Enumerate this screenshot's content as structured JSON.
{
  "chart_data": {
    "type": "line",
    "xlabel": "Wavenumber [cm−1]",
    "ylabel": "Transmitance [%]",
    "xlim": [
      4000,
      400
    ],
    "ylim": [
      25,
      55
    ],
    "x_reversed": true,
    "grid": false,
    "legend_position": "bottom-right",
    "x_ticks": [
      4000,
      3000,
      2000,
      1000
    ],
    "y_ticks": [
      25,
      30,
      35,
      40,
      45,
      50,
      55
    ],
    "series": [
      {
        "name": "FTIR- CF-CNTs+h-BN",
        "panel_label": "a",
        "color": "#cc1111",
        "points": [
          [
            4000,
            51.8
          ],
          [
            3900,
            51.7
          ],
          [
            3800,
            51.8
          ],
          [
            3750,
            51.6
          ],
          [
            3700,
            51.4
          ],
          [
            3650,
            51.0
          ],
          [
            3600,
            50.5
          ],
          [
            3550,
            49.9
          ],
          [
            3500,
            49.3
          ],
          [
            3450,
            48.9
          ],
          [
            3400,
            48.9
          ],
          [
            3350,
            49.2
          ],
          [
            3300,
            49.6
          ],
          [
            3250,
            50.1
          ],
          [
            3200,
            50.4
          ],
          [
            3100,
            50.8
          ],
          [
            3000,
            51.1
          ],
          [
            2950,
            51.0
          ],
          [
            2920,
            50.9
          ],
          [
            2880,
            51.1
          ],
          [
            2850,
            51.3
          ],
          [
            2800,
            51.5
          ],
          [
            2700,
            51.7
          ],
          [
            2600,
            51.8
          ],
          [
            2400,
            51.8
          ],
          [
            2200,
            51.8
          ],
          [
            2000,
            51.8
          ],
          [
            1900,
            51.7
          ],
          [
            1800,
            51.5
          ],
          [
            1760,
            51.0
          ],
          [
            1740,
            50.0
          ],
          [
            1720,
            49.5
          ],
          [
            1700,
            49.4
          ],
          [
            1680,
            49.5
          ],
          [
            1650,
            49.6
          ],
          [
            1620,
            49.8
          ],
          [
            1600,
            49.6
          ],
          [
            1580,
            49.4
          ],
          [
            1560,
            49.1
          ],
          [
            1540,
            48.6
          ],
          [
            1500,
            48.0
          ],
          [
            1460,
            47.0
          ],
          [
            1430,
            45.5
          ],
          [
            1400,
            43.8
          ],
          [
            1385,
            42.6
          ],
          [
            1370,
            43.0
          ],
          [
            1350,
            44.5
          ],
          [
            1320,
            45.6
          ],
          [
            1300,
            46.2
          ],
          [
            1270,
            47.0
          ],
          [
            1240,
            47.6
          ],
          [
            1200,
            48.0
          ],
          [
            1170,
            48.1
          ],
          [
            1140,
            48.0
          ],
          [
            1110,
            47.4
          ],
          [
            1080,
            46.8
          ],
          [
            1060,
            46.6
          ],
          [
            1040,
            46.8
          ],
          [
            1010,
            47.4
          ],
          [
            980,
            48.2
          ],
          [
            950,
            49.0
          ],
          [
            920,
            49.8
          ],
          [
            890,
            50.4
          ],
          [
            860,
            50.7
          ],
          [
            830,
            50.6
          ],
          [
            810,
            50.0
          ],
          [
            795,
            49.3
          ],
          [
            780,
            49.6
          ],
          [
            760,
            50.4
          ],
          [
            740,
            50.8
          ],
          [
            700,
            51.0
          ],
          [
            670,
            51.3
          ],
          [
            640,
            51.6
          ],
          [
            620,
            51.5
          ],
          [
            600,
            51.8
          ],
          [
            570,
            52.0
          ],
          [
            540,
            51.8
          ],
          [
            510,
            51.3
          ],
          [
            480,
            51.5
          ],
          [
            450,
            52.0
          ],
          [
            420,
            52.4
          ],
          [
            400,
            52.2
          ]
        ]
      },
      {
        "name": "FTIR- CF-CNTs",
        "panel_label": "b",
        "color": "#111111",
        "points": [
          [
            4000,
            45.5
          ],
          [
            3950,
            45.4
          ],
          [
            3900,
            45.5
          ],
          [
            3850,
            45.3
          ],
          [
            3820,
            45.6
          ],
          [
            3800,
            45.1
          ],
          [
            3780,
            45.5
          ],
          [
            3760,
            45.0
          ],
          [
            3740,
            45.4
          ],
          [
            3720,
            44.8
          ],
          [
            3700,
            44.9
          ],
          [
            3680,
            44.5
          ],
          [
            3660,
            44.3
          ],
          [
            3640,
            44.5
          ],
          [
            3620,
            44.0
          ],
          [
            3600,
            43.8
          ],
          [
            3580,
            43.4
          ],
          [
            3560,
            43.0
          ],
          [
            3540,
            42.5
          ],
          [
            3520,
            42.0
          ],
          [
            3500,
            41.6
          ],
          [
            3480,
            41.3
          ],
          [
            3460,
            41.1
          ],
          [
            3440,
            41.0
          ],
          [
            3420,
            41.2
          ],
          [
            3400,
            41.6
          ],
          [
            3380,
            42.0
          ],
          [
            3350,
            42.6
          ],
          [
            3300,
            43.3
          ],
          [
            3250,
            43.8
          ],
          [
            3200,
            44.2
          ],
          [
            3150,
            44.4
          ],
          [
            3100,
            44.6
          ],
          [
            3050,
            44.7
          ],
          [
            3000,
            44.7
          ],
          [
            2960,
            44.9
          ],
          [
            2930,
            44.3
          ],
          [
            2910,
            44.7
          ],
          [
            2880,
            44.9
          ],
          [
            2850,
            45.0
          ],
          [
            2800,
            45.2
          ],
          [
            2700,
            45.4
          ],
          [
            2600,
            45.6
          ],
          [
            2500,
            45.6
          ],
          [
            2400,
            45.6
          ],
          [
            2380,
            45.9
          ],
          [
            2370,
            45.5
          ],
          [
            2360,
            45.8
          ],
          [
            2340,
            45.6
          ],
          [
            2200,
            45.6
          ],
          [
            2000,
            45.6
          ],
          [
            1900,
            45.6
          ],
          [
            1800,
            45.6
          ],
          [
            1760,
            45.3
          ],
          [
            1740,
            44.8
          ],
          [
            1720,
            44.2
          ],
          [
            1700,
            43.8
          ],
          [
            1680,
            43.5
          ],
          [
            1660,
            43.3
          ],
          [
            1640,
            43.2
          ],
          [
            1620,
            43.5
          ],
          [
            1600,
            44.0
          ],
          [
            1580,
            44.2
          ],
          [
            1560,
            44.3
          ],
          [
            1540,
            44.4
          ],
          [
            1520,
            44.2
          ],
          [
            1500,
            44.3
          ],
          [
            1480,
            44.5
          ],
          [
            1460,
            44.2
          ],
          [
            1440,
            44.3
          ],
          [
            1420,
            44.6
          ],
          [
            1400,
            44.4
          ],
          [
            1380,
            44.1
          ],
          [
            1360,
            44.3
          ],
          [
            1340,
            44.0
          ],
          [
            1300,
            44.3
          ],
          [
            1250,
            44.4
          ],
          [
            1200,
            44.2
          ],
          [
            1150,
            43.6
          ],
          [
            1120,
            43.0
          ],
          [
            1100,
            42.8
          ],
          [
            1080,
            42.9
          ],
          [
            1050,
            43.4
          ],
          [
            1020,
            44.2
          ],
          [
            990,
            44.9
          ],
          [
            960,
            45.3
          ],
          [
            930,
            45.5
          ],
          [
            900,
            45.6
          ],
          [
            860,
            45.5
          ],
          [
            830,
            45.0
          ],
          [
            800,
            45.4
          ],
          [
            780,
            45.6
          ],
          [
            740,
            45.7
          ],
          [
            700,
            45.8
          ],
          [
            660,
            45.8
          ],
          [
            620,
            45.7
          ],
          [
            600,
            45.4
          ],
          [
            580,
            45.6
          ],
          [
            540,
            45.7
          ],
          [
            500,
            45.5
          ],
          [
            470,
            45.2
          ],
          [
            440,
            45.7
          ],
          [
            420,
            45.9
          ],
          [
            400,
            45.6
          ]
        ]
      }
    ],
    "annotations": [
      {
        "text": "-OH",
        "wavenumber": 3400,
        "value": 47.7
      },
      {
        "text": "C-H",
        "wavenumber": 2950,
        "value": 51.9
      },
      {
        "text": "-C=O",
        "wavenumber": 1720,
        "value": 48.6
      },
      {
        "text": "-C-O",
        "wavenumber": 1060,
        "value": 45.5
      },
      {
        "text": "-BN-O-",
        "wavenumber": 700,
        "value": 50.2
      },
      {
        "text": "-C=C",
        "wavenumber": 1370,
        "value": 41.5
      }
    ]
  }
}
....................
Exercise aim
Count every line in the listing above that holds "text", then report only the count.

Solution
6